-- WHAT TO PRODUCE --
Look through the data below. Pick out the lines holding the string "color".
[Start of INFORMATION PROVIDED]
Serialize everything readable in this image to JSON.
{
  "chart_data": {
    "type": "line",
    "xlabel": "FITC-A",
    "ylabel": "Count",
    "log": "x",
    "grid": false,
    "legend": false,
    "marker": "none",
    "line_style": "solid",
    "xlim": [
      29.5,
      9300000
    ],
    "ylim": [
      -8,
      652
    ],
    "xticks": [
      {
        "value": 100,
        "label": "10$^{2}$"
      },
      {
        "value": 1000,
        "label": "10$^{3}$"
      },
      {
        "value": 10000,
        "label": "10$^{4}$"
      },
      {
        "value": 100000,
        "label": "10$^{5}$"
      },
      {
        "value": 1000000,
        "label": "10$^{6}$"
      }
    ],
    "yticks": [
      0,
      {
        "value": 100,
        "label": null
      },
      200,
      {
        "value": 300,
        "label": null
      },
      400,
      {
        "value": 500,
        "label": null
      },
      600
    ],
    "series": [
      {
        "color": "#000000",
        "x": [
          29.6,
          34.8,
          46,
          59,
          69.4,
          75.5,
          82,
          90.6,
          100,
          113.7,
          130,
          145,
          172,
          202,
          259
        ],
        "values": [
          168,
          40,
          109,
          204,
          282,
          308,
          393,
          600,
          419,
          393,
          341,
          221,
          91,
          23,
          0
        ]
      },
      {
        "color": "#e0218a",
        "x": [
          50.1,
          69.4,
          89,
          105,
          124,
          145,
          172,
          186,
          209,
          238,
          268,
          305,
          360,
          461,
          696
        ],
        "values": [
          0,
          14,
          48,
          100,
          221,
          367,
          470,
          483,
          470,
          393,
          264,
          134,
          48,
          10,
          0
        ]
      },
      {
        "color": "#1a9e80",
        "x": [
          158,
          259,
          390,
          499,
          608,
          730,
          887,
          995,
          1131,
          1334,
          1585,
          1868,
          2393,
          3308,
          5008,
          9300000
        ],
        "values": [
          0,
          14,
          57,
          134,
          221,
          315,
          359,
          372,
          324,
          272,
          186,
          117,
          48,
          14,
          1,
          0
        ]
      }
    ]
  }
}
[End of INFORMATION PROVIDED]
-- FULL ANSWER --
        "color": "#000000",
        "color": "#e0218a",
        "color": "#1a9e80",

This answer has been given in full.